> DIRECTION
Of the lines in the data below, count the ones holding the string "screenshot", and answer with that number only.

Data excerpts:

--- Start ---

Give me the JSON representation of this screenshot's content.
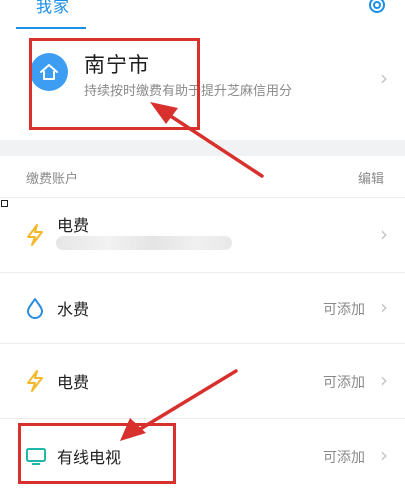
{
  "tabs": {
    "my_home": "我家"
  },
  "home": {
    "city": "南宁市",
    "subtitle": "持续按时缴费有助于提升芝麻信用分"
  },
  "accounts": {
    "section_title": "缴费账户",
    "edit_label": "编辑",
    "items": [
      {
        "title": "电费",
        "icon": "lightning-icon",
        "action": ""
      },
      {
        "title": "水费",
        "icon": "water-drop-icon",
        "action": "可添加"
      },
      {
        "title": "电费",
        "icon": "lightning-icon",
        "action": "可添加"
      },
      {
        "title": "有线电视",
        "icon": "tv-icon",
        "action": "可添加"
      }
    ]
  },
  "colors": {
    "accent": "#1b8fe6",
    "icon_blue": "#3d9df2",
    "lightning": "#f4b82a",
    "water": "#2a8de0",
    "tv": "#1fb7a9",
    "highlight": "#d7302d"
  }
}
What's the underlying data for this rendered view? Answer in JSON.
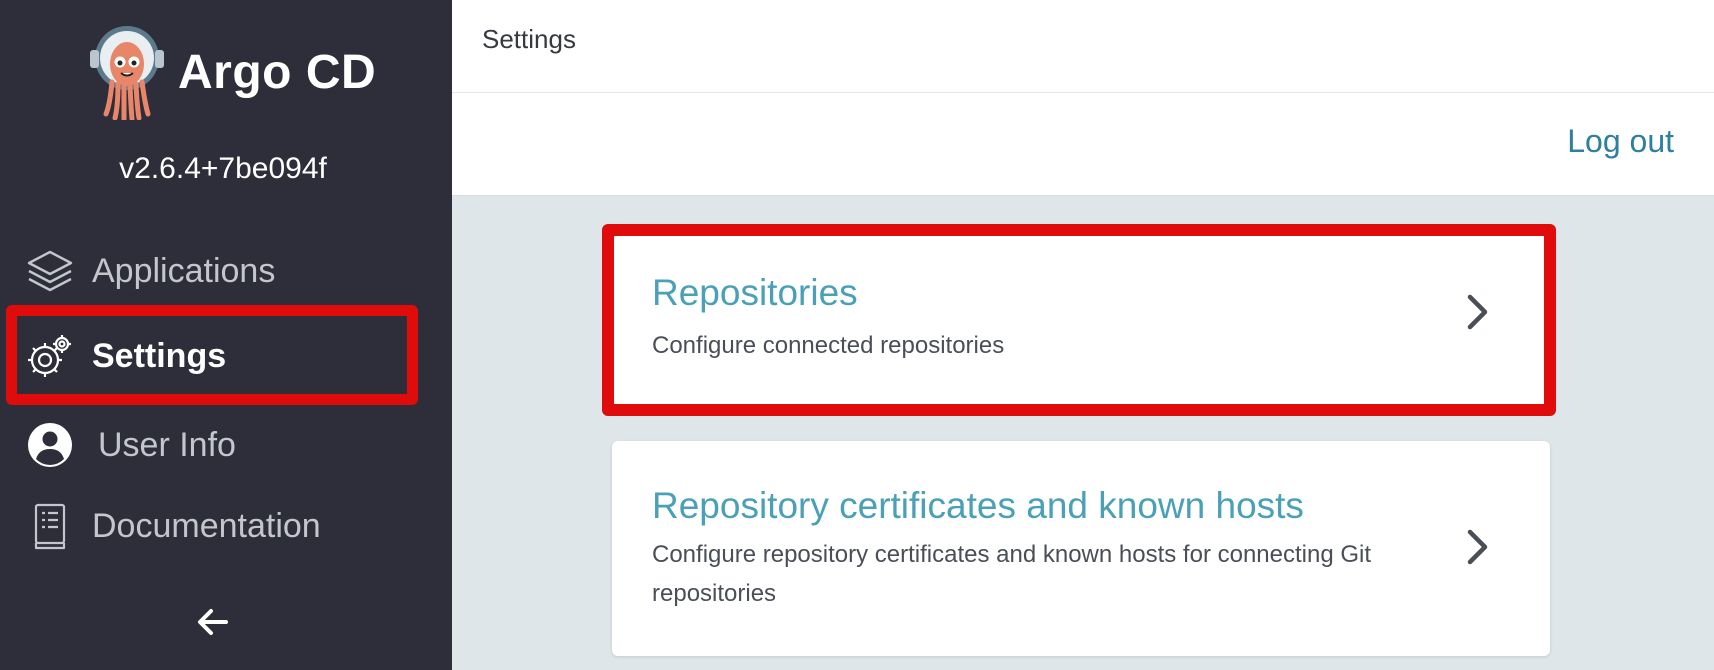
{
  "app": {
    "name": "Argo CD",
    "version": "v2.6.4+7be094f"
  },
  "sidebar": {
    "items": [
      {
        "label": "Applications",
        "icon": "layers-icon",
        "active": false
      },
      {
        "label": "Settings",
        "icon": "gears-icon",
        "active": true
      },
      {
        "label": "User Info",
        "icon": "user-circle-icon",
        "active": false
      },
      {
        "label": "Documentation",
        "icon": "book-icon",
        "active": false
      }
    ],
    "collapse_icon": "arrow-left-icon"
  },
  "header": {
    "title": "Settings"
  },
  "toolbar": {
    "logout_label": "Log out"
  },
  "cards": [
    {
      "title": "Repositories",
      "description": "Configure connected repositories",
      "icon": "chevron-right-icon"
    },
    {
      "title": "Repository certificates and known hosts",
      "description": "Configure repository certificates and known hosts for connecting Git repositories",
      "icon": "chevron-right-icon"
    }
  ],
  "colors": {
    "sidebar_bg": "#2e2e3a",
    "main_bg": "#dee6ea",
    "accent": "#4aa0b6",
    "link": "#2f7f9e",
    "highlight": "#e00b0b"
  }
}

--- End ---
--- Start ---

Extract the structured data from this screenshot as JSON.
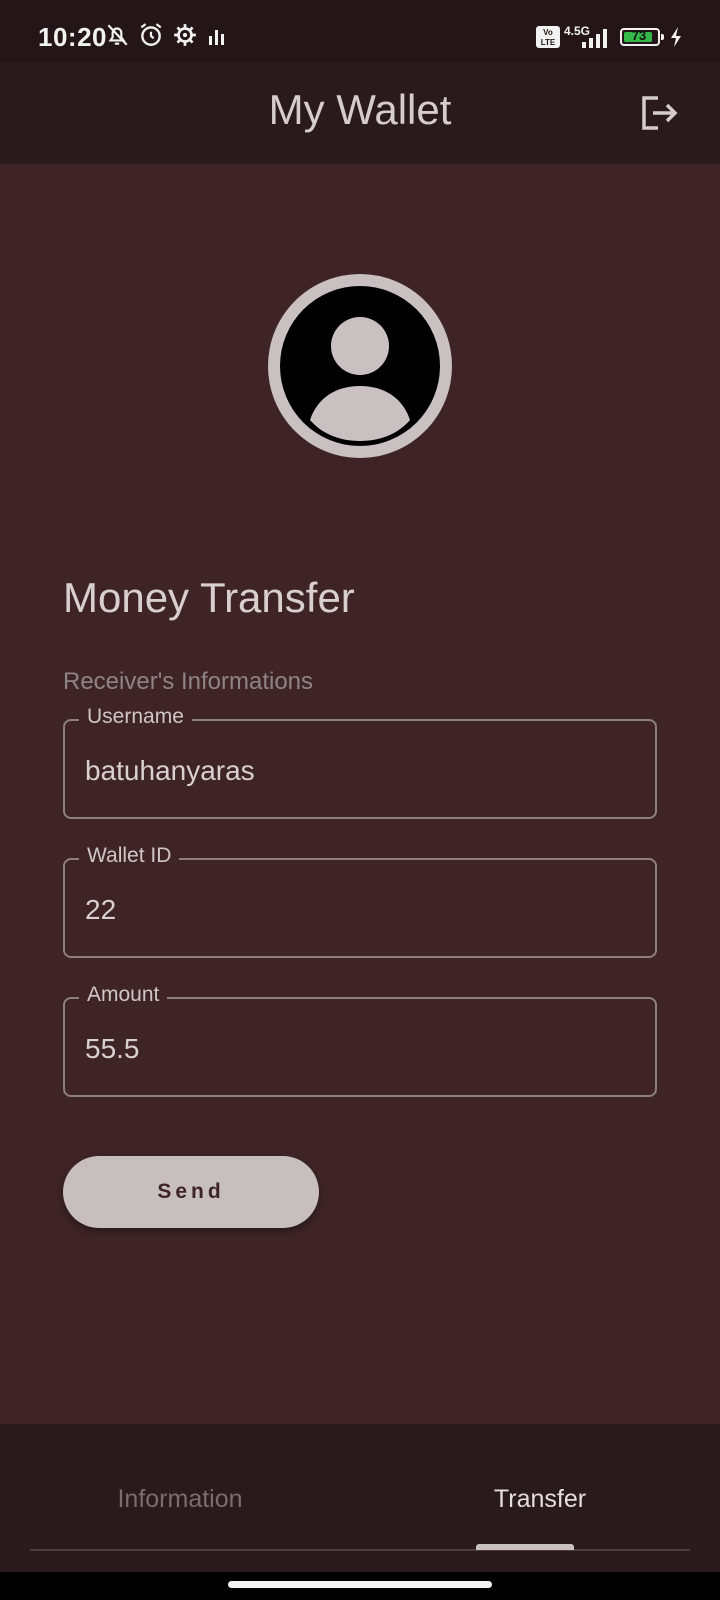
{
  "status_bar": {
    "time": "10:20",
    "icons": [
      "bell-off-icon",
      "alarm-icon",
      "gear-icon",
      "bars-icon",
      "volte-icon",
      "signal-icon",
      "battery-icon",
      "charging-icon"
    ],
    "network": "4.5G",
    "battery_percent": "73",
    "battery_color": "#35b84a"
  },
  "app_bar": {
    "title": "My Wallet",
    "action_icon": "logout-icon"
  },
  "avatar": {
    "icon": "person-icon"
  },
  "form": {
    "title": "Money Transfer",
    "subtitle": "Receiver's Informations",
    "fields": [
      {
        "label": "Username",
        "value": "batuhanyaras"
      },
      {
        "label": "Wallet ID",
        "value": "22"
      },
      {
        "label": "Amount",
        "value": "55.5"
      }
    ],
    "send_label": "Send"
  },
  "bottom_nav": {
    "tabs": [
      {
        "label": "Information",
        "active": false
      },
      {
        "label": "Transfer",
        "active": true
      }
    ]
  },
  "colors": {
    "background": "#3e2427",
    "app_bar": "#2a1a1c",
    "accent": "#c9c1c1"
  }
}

--- End ---

> THE RESULT
2